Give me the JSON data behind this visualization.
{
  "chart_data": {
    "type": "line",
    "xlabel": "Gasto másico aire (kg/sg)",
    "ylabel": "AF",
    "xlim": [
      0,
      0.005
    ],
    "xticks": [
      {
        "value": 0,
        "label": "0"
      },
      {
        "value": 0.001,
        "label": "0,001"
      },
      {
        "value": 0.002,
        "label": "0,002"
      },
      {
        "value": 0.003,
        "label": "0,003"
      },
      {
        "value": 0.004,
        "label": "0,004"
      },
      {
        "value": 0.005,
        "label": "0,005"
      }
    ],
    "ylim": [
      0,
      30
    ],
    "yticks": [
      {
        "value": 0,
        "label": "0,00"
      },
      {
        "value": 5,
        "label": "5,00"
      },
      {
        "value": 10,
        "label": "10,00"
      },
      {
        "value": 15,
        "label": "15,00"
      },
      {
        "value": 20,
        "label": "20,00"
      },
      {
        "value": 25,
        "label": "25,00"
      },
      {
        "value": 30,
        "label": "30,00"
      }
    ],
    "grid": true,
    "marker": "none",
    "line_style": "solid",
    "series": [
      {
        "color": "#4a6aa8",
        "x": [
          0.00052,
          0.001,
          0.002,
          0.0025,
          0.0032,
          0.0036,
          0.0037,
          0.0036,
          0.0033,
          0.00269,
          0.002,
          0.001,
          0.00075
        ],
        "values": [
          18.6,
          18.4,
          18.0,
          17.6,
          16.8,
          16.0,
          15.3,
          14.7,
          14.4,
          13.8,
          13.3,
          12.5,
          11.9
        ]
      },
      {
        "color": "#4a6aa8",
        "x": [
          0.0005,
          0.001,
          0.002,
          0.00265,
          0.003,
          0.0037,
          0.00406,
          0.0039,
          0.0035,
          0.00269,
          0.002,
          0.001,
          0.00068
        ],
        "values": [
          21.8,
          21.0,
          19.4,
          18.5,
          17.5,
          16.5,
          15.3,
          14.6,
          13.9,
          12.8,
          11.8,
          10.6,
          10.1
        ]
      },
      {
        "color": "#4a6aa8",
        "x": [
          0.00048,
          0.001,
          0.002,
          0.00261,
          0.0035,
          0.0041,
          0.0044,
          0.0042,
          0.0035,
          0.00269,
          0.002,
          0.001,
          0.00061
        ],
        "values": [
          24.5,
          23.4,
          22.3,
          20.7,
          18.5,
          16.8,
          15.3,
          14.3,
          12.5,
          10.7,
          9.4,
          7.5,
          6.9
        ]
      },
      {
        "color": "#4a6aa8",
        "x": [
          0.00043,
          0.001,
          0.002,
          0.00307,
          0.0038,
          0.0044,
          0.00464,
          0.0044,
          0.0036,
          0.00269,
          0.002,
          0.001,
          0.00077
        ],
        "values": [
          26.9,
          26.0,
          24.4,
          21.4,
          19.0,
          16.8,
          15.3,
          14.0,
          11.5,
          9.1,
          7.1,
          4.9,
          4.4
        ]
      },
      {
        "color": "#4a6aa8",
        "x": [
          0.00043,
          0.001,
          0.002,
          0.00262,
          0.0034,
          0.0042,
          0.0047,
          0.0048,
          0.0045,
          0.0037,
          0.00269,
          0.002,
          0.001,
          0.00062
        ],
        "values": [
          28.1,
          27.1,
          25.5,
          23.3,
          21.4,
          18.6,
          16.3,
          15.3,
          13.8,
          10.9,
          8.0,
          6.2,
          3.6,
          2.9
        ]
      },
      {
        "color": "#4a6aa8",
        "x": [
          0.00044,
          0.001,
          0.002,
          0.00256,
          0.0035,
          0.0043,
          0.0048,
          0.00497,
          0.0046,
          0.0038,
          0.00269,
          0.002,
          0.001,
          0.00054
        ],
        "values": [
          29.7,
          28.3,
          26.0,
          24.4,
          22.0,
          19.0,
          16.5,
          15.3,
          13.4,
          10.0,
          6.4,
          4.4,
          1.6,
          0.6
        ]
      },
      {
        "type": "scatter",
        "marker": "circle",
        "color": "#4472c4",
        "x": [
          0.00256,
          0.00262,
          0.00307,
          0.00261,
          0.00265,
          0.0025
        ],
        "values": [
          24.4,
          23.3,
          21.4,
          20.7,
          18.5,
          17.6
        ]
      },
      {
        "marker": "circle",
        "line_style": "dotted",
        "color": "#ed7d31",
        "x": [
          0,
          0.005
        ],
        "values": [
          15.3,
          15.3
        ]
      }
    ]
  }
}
○ ○ ○ ○ ○
▶ **Exercise description**
Every record shown above should be written out again exactly.

▶ **Exercise solution**
Give me the JSON data behind this visualization.
{
  "chart_data": {
    "type": "line",
    "xlabel": "Gasto másico aire (kg/sg)",
    "ylabel": "AF",
    "xlim": [
      0,
      0.005
    ],
    "xticks": [
      {
        "value": 0,
        "label": "0"
      },
      {
        "value": 0.001,
        "label": "0,001"
      },
      {
        "value": 0.002,
        "label": "0,002"
      },
      {
        "value": 0.003,
        "label": "0,003"
      },
      {
        "value": 0.004,
        "label": "0,004"
      },
      {
        "value": 0.005,
        "label": "0,005"
      }
    ],
    "ylim": [
      0,
      30
    ],
    "yticks": [
      {
        "value": 0,
        "label": "0,00"
      },
      {
        "value": 5,
        "label": "5,00"
      },
      {
        "value": 10,
        "label": "10,00"
      },
      {
        "value": 15,
        "label": "15,00"
      },
      {
        "value": 20,
        "label": "20,00"
      },
      {
        "value": 25,
        "label": "25,00"
      },
      {
        "value": 30,
        "label": "30,00"
      }
    ],
    "grid": true,
    "marker": "none",
    "line_style": "solid",
    "series": [
      {
        "color": "#4a6aa8",
        "x": [
          0.00052,
          0.001,
          0.002,
          0.0025,
          0.0032,
          0.0036,
          0.0037,
          0.0036,
          0.0033,
          0.00269,
          0.002,
          0.001,
          0.00075
        ],
        "values": [
          18.6,
          18.4,
          18.0,
          17.6,
          16.8,
          16.0,
          15.3,
          14.7,
          14.4,
          13.8,
          13.3,
          12.5,
          11.9
        ]
      },
      {
        "color": "#4a6aa8",
        "x": [
          0.0005,
          0.001,
          0.002,
          0.00265,
          0.003,
          0.0037,
          0.00406,
          0.0039,
          0.0035,
          0.00269,
          0.002,
          0.001,
          0.00068
        ],
        "values": [
          21.8,
          21.0,
          19.4,
          18.5,
          17.5,
          16.5,
          15.3,
          14.6,
          13.9,
          12.8,
          11.8,
          10.6,
          10.1
        ]
      },
      {
        "color": "#4a6aa8",
        "x": [
          0.00048,
          0.001,
          0.002,
          0.00261,
          0.0035,
          0.0041,
          0.0044,
          0.0042,
          0.0035,
          0.00269,
          0.002,
          0.001,
          0.00061
        ],
        "values": [
          24.5,
          23.4,
          22.3,
          20.7,
          18.5,
          16.8,
          15.3,
          14.3,
          12.5,
          10.7,
          9.4,
          7.5,
          6.9
        ]
      },
      {
        "color": "#4a6aa8",
        "x": [
          0.00043,
          0.001,
          0.002,
          0.00307,
          0.0038,
          0.0044,
          0.00464,
          0.0044,
          0.0036,
          0.00269,
          0.002,
          0.001,
          0.00077
        ],
        "values": [
          26.9,
          26.0,
          24.4,
          21.4,
          19.0,
          16.8,
          15.3,
          14.0,
          11.5,
          9.1,
          7.1,
          4.9,
          4.4
        ]
      },
      {
        "color": "#4a6aa8",
        "x": [
          0.00043,
          0.001,
          0.002,
          0.00262,
          0.0034,
          0.0042,
          0.0047,
          0.0048,
          0.0045,
          0.0037,
          0.00269,
          0.002,
          0.001,
          0.00062
        ],
        "values": [
          28.1,
          27.1,
          25.5,
          23.3,
          21.4,
          18.6,
          16.3,
          15.3,
          13.8,
          10.9,
          8.0,
          6.2,
          3.6,
          2.9
        ]
      },
      {
        "color": "#4a6aa8",
        "x": [
          0.00044,
          0.001,
          0.002,
          0.00256,
          0.0035,
          0.0043,
          0.0048,
          0.00497,
          0.0046,
          0.0038,
          0.00269,
          0.002,
          0.001,
          0.00054
        ],
        "values": [
          29.7,
          28.3,
          26.0,
          24.4,
          22.0,
          19.0,
          16.5,
          15.3,
          13.4,
          10.0,
          6.4,
          4.4,
          1.6,
          0.6
        ]
      },
      {
        "type": "scatter",
        "marker": "circle",
        "color": "#4472c4",
        "x": [
          0.00256,
          0.00262,
          0.00307,
          0.00261,
          0.00265,
          0.0025
        ],
        "values": [
          24.4,
          23.3,
          21.4,
          20.7,
          18.5,
          17.6
        ]
      },
      {
        "marker": "circle",
        "line_style": "dotted",
        "color": "#ed7d31",
        "x": [
          0,
          0.005
        ],
        "values": [
          15.3,
          15.3
        ]
      }
    ]
  }
}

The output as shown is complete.